• **What is being asked**
Which lines of the records contain "other"? Collect every one of them.

• **Input**
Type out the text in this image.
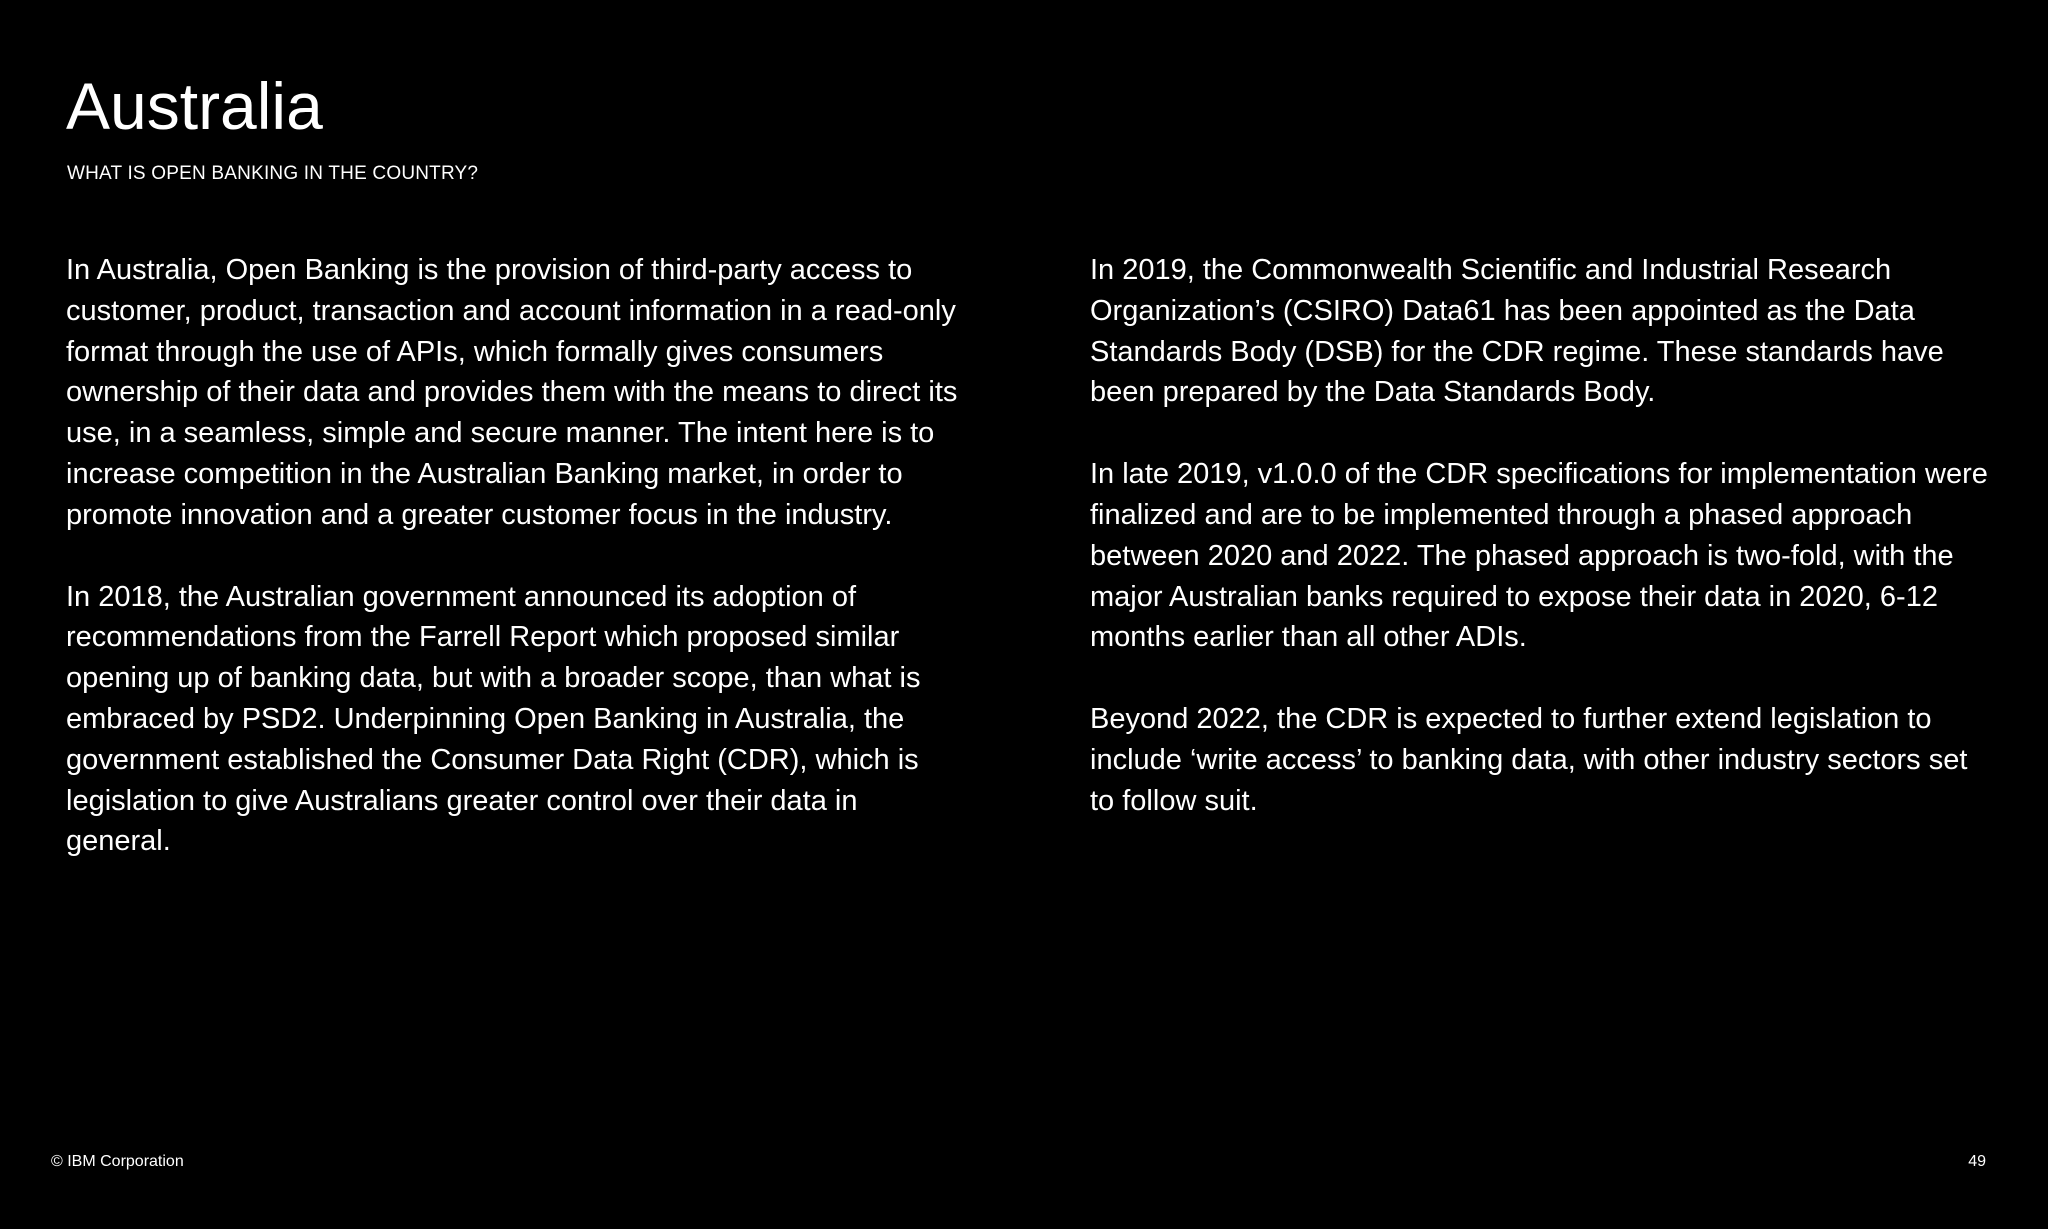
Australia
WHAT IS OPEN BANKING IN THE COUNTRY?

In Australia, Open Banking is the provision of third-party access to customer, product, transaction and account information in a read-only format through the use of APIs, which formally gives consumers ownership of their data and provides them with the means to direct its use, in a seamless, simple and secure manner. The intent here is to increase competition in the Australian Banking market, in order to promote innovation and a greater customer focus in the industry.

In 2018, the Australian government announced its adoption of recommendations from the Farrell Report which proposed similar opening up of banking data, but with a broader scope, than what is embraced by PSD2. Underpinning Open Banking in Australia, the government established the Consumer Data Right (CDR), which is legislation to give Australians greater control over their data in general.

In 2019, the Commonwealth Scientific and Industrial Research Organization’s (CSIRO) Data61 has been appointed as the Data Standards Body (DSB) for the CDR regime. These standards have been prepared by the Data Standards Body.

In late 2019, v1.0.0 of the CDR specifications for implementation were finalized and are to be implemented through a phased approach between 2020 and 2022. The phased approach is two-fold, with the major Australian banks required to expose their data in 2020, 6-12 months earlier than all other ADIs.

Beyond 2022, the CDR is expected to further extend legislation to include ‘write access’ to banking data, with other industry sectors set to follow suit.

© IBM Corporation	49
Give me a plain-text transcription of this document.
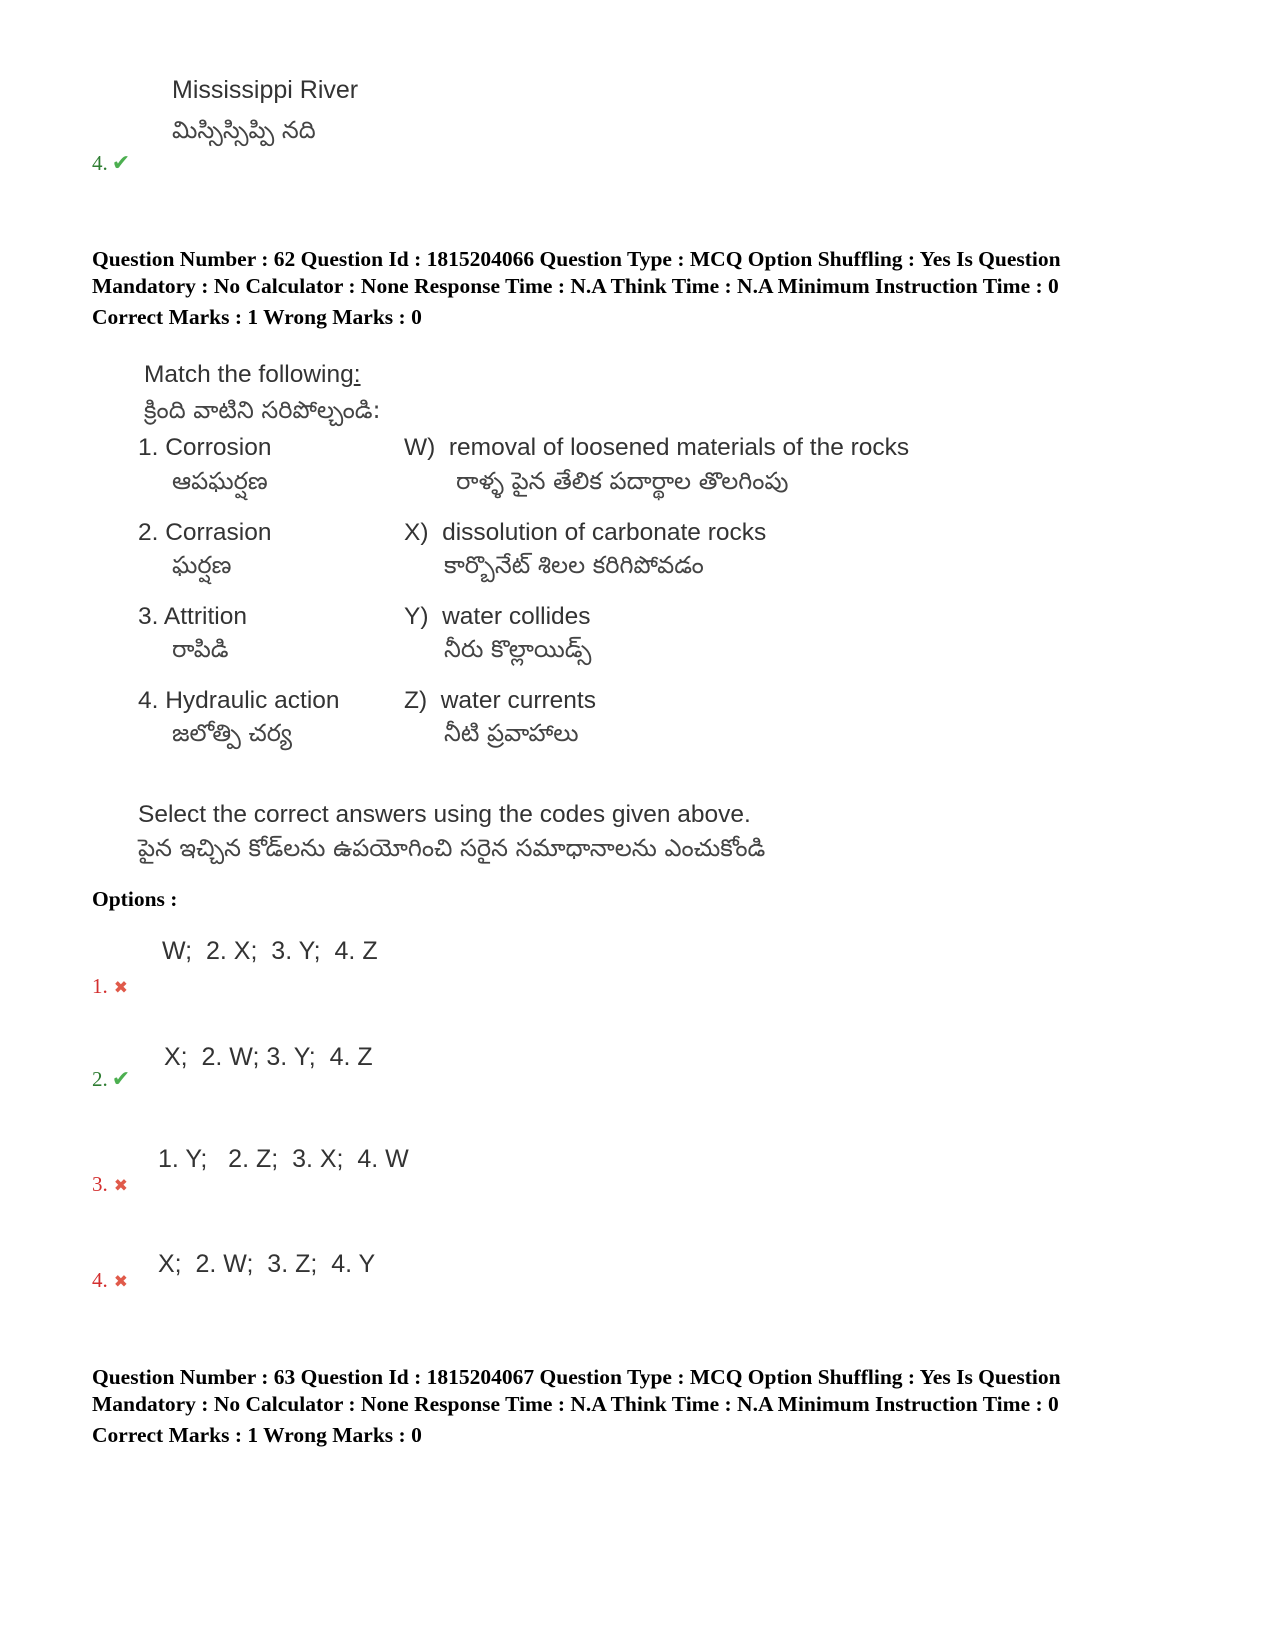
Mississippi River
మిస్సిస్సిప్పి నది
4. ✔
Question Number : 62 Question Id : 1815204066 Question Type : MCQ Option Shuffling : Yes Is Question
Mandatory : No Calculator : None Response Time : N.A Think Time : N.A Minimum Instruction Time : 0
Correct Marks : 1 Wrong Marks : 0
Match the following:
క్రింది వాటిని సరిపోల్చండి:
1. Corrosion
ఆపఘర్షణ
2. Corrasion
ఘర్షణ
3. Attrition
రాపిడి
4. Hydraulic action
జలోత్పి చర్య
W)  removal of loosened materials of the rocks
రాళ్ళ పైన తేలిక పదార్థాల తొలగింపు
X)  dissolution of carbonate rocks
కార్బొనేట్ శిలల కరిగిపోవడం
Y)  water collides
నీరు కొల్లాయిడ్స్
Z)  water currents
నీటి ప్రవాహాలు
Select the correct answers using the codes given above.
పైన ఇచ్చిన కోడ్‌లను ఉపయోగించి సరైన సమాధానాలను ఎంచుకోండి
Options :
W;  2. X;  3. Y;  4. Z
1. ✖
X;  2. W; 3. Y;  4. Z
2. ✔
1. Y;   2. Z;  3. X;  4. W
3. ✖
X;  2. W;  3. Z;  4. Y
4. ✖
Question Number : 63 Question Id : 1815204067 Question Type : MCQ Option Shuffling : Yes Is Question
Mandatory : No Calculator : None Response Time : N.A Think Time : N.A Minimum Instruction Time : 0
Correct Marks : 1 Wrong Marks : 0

==

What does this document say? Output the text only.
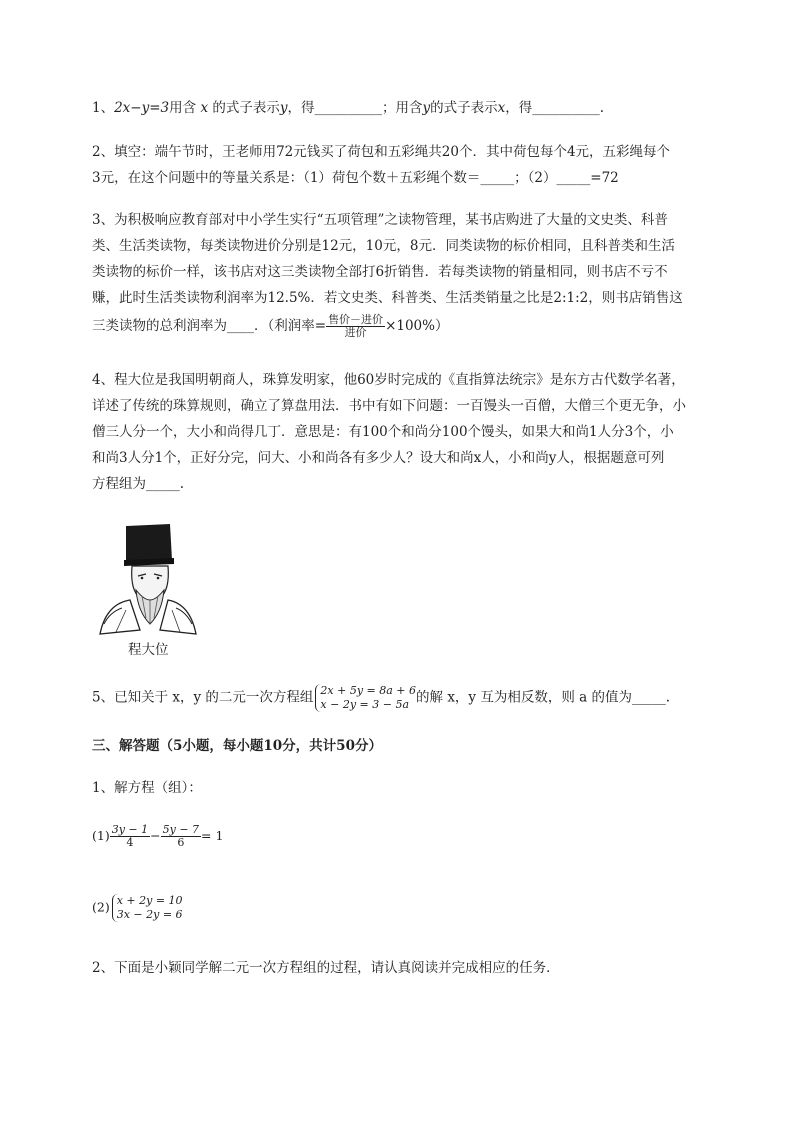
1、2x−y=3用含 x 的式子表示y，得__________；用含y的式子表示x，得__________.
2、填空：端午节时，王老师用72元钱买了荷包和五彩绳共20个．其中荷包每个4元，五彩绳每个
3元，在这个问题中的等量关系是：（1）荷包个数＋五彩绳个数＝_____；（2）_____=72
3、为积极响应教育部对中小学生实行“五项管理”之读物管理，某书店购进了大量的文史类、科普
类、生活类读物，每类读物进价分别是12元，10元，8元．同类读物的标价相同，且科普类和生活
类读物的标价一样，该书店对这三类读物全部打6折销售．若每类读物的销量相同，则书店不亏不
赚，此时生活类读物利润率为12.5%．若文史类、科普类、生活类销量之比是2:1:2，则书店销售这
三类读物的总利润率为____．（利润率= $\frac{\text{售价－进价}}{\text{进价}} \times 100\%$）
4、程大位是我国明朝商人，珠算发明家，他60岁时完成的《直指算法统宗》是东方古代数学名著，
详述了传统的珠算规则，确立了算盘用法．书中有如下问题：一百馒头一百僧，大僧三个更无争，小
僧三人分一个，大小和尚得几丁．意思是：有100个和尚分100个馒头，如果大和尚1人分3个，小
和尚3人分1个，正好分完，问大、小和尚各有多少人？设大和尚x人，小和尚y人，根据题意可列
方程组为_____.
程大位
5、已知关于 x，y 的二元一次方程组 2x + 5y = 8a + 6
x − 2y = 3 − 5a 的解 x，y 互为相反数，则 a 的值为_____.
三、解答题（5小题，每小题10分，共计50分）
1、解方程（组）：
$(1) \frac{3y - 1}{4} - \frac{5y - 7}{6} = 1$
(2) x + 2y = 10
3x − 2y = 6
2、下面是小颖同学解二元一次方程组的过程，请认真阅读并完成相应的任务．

--

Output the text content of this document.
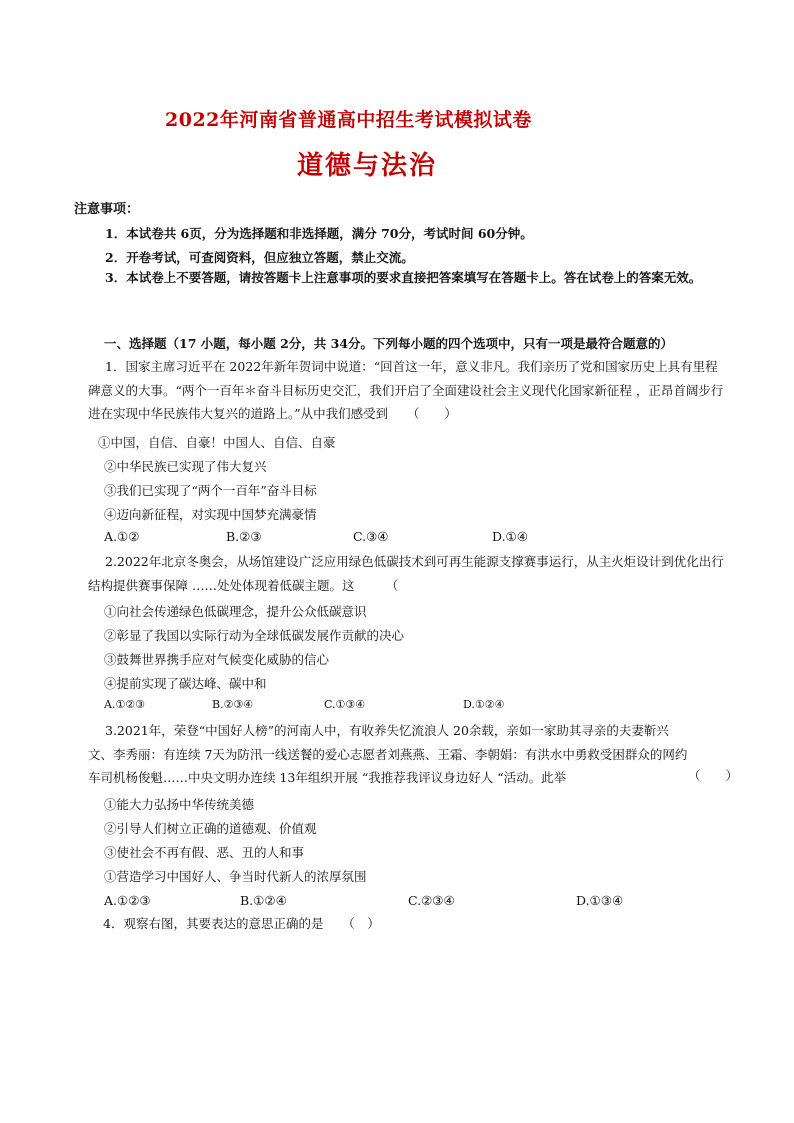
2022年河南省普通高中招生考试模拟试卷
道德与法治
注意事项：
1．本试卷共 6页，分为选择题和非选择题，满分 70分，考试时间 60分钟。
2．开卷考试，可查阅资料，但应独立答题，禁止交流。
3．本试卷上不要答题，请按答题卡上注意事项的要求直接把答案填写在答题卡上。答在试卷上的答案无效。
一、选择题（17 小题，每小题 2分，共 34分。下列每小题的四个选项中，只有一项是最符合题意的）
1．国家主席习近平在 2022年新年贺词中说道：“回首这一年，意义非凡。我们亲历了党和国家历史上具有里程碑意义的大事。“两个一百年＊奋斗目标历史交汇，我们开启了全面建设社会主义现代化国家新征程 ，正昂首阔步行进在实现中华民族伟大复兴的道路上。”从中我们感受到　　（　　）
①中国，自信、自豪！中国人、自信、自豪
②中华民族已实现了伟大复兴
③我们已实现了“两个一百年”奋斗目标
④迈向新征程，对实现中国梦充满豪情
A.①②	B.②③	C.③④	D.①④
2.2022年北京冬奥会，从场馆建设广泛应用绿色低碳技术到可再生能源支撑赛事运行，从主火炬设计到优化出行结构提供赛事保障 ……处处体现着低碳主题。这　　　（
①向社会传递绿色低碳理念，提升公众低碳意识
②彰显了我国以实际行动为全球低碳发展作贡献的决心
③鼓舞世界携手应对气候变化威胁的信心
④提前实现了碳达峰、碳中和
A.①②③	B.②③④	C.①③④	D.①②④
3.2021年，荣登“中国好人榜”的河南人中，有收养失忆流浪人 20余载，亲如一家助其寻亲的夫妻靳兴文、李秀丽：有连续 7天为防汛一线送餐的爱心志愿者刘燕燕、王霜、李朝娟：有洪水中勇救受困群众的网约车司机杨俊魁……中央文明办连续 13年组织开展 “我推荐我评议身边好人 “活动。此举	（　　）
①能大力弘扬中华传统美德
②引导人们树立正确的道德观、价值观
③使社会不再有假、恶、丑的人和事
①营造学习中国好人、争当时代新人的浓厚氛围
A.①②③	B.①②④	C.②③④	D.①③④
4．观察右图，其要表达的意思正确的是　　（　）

• **Final answer**
In late 2019, v1.0.0 of the CDR specifications for implementation were finalized and are to be implemented through a phased approach between 2020 and 2022. The phased approach is two-fold, with the major Australian banks required to expose their data in 2020, 6-12 months earlier than all other ADIs.
Beyond 2022, the CDR is expected to further extend legislation to include ‘write access’ to banking data, with other industry sectors set to follow suit.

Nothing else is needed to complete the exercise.